→ **Petunjuk Latihan**
**A)** Ringkaslah teks tentang penumpang pesawat pengidap penyakit jantung koroner dalam dua kalimat.
**B)** Tulis lanjutan teks tentang penumpang pesawat pengidap penyakit jantung koroner, dimulai sesudah kalimat terakhirnya.

→ **Bacaan Latihan**
◆ ◆ ◆ ◆
AMEERALIFE.COM, JAKARTA -- Pengidap penyakit jantung koroner dapat terbang dengan aman sebagai penumpang pesawat. Namun dokter spesialis kedokteran penerbangan dr Syougie SpKP dari Rumah Sakit Universitas Indonesia, mengatakan pengidap penyakit jantung koroner perlu mengambil tindakan asesmen yang diperlukan secara medis terlebih dulu sebelum naik pesawat.
"Penumpang yang telah menjalani operasi jantung, kenapa baru boleh terbang kalau sudah selesai operasi lebih dari 10 hari? Karena saat di atas (ketinggian pesawat), udara akan mengembang dan itu berbahaya bagi jantungnya," kata Syougie dalam seminar daring yang diikuti di Jakarta, Selasa (26/6/2024).
Syougie mengatakan penerbangan udara bukanlah kondisi yang ideal bagi sirkulasi tubuh. Karena dampak dari tekanan dan konsentrasi oksigen yang turun (hipoksia), suhu dan kelembaban udara rendah serta ruang gerak terbatas. Tekanan oksigen yang berkurang di kabin pesawat dapat menyebabkan ekspansi udara sehingga memperburuk kondisi jantung yang baru dioperasi kurang dari 10 hari.
◆ ◆ ◆ ◆
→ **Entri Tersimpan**
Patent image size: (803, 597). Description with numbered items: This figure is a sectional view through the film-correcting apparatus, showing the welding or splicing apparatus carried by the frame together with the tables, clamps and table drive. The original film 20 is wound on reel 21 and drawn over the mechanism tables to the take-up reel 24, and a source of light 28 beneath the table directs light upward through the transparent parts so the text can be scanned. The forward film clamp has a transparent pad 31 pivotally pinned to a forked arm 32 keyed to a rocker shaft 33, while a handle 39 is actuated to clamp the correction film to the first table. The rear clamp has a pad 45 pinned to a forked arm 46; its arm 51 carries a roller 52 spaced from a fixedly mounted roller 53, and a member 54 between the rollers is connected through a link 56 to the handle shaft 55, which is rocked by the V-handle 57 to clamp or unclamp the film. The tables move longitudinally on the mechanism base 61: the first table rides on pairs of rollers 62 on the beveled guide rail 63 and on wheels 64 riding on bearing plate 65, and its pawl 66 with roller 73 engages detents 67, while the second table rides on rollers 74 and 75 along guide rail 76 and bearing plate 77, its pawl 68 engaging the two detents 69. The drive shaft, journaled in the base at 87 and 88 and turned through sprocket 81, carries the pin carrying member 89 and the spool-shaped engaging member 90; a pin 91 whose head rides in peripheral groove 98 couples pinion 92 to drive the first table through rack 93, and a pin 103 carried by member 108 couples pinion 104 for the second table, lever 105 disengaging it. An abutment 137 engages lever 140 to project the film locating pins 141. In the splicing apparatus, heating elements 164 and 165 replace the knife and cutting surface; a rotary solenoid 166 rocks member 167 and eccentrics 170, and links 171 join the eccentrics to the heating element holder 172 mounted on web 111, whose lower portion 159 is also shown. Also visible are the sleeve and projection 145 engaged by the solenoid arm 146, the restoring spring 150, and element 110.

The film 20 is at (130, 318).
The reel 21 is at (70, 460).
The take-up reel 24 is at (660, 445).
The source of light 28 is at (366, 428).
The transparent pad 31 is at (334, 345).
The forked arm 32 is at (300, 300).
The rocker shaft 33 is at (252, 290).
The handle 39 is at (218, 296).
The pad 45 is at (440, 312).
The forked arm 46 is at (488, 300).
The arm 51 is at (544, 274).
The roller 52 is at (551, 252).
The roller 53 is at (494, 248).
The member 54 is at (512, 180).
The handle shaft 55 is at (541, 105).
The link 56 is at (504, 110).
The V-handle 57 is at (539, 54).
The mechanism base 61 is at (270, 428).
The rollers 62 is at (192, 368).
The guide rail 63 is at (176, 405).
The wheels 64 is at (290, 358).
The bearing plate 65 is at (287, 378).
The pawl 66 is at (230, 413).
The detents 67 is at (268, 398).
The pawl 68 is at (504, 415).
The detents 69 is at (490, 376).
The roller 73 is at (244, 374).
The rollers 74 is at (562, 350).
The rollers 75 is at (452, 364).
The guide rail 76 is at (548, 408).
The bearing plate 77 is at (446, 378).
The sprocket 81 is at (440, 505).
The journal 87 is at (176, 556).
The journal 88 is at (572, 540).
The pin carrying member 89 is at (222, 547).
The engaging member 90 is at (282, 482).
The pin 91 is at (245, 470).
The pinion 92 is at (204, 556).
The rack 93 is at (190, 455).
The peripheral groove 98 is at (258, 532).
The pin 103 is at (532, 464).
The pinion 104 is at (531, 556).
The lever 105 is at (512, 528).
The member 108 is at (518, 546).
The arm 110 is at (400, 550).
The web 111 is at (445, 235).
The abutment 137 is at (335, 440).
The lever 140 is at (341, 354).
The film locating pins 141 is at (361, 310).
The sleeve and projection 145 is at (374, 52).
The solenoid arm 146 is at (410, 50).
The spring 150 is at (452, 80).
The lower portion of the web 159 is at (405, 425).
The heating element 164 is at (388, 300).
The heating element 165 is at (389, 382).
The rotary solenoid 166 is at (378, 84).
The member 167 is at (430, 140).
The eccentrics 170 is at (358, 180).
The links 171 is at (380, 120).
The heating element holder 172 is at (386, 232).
◆ ◆ ◆ ◆
→ **Kunci Jawaban**
**A)** Pengidap penyakit jantung koroner dapat terbang dengan aman, tetapi menurut dr Syougie SpKP mereka perlu menjalani asesmen medis lebih dulu, dan penumpang yang telah dioperasi jantung baru boleh terbang setelah lebih dari 10 hari. Penerbangan bukan kondisi ideal bagi sirkulasi tubuh karena tekanan dan konsentrasi oksigen turun, suhu dan kelembaban udara rendah, serta ruang gerak terbatas, sedangkan berkurangnya tekanan oksigen di kabin membuat udara mengembang dan dapat memperburuk kondisi jantung yang baru dioperasi.

**B)**
Dehidrasi pada ketinggian tinggi dikatakan Syougie dapat memengaruhi tekanan darah, memperburuk kondisi jantung seperti gagal jantung, penyakit arteri koroner (CAD), atau aritmia. Stres dari kecemasan perjalanan atau turbulensi juga dapat memperburuk hipertensi atau CAD. Karena itu, konsultasikan dengan penyedia layanan kesehatan sebelum terbang (pre-flight consultation) untuk menilai stabilitas kondisi tubuh dan diskusikan setiap rekomendasi pra-penerbangan dengan tujuan mempersiapkan calon penumpang menghadapi perjalanan udara.
"Untuk persiapan penerbangan, dokter spesialis kedokteran penerbangan biasanya membutuhkan data terkait tipe dan durasi perjalanannya berapa lama, tujuan ke mana, atau kami nanti bisa melihat terkait kebutuhan khusus seperti apakah memerlukan kursi roda, oksigen, atau diet makanan yang khusus," kata Syougie.